Page text

begin

Kalemegdan Gates – Upper Town

You’ve probably already read our blog text about Kalemegdan. Now we continue our tour and this time we’ve chosen the gates of Kalemegdan, more precisely the gates of the Upper Town.

Many city gates have been preserved in the Lower and Upper Town at the Kalemegdan Fortress. Belgrade residents pass through them countless times, not knowing their names or history they hold. But there are also those who know, they just don’t devote enough time to them.

Sahat Gate was built at the end of the 17th century by the Austrians, but what’s interesting it’s named during Ottoman Empire, after Clock (Sahat) Tower that rises above it. Adorned with a vault through which you can reach through bastion, it has two side rooms in which the guard stayed. There is something very romantic about passing through this gate, as if announcing the magnificent city behind it.

• Next to Sahat gate, Baroque Gate used to defy. Built at the beginning of the 18th century, during the Austrians rule in Belgrade. She was a symbol for strength of the Austrian monarchy and symbol of fear and trembling for the enemy. When the Turks reconquered Belgrade in 1740, the baroque facade was removed and the gate was walled up. In the late 1980s, it was renovated and temporarily turned into a museum. Today, the museum is closed in order to preserve the walls.

Inner Stambol Gate dates back to 18th century, and is adorned with a massive door, two strong protruding bastions on both sides that served as a defense, as well as numerous other rooms that keep centuries-old secrets. Unfortunately, the former drawbridge, which was an additional line of defense, no longer exists, and instead has been replaced by an embankment. It was named after the city of Istanbul because it was located at the extension of the Constantinople Road, which connected Belgrade and Istanbul, then Constantinople.

Outer Stambol Gate was built in the 18th century and its original appearance has been preserved to this day. It was the first line of defense, the connection between the bank of the Sava and the fortified city. It is ornamented with a double door, as massive as the one on the Inner Gate.

• Opposite the Outer Istanbul Gate is Karađorđe’s Gate, whose name signifies gratitude for the entry of Karađorđe Petrović and the Serbian Rebel Army into the fortress walls. It turned out that this was not an accurate information, but the name remained to this day. After the Turks conquered it again after the end of the First Serbian Uprising, it was walled up, and the bridge leading to it was destroyed. Renovated at the same time as the wooden bridge leading to it, after the Second World War, it is still an indispensable Belgrade tourist attraction.

Despot Gate and Castellan Tower defends the ancient city from the east. In the Middle Ages, this place was the main entrance to the fortress. It was named after the medieval Serbian ruler, Despot Stefan Lazarević. It’s perfectly preserved, and leans on Castellan Tower, where the Observatory of the Astronomical Society “Ruđer Bošković” is located today. If you’re nearby, don’t miss out on a chance to look at the stars and make a wish. It’s interesting to note that castellan means the Commander of the Fortress, whose home was in the tower, and the work on it.

end

Given information
begin

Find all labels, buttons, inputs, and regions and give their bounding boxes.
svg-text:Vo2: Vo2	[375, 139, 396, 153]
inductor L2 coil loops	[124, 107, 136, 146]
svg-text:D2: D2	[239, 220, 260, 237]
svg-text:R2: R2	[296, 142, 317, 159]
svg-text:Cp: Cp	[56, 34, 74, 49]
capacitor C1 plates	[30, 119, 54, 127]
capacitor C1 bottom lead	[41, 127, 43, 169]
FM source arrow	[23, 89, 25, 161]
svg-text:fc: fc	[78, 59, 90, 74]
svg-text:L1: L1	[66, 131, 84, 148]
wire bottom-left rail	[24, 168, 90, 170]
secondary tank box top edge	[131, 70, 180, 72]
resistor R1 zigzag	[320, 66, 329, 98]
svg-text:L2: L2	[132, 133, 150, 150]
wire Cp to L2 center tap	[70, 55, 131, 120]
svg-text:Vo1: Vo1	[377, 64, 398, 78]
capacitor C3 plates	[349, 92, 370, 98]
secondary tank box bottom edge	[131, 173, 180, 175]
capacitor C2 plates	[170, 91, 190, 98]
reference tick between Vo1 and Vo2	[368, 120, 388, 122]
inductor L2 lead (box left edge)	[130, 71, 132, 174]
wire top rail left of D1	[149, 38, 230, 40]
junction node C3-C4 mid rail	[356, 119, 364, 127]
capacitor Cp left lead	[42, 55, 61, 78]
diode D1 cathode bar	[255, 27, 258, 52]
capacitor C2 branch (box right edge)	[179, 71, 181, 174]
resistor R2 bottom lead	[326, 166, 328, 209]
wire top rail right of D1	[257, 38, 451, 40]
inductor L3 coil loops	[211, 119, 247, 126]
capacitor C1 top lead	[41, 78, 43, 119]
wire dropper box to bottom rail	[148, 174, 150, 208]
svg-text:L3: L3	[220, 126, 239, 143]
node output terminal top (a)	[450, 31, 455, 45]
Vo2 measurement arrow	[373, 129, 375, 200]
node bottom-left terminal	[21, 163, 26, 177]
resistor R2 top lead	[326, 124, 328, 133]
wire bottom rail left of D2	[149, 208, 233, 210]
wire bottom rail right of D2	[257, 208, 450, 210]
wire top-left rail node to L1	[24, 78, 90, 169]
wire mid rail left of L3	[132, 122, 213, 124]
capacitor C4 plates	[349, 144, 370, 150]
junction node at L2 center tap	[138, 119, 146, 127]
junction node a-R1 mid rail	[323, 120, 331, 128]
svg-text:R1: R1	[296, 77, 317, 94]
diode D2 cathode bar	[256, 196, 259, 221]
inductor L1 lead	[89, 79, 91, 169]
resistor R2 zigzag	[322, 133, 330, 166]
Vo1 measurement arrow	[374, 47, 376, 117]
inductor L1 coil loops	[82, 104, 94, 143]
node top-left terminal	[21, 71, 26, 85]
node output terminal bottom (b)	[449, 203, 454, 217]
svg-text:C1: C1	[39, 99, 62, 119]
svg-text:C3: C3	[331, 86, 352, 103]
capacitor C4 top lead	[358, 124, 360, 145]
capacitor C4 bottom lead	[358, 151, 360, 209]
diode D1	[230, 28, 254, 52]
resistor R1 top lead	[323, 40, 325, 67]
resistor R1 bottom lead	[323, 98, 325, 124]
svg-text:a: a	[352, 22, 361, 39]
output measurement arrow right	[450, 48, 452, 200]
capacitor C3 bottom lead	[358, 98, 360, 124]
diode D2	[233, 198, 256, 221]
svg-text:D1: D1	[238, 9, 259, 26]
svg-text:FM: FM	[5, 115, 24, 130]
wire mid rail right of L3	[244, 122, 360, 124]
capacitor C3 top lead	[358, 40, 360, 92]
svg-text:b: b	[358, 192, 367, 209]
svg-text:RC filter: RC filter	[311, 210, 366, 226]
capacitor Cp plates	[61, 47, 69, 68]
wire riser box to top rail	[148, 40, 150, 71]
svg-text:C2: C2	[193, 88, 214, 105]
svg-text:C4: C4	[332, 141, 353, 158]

end
begin

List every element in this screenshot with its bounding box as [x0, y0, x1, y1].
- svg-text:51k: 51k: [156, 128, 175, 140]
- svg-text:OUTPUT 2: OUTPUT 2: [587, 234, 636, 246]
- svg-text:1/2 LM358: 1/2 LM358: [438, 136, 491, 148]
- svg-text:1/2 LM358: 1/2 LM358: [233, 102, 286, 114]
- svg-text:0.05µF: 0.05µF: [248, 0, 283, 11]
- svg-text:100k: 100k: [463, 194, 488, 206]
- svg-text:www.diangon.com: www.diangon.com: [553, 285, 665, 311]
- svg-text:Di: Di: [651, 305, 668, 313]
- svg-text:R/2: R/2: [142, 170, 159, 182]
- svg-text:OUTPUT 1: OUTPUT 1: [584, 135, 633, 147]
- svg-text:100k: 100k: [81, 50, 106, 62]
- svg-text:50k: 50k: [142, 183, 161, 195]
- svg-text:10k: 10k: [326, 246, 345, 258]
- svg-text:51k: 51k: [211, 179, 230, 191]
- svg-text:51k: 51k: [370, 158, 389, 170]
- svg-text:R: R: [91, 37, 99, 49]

end

Work instructions
**A)** From the passage on the Kalemegdan Upper Town gates, return the portion starting at "Inner Stambol Gate" and ending at "the Inner Gate.".
**B)** According to the passage on the Kalemegdan Upper Town gates, what is located today in the Castellan Tower?

Solutions below
**A)**
Inner Stambol Gate dates back to 18th century, and is adorned with a massive door, two strong protruding bastions on both sides that served as a defense, as well as numerous other rooms that keep centuries-old secrets. Unfortunately, the former drawbridge, which was an additional line of defense, no longer exists, and instead has been replaced by an embankment. It was named after the city of Istanbul because it was located at the extension of the Constantinople Road, which connected Belgrade and Istanbul, then Constantinople.

Outer Stambol Gate was built in the 18th century and its original appearance has been preserved to this day. It was the first line of defense, the connection between the bank of the Sava and the fortified city. It is ornamented with a double door, as massive as the one on the Inner Gate.

**B)** The Observatory of the Astronomical Society "Ruđer Bošković."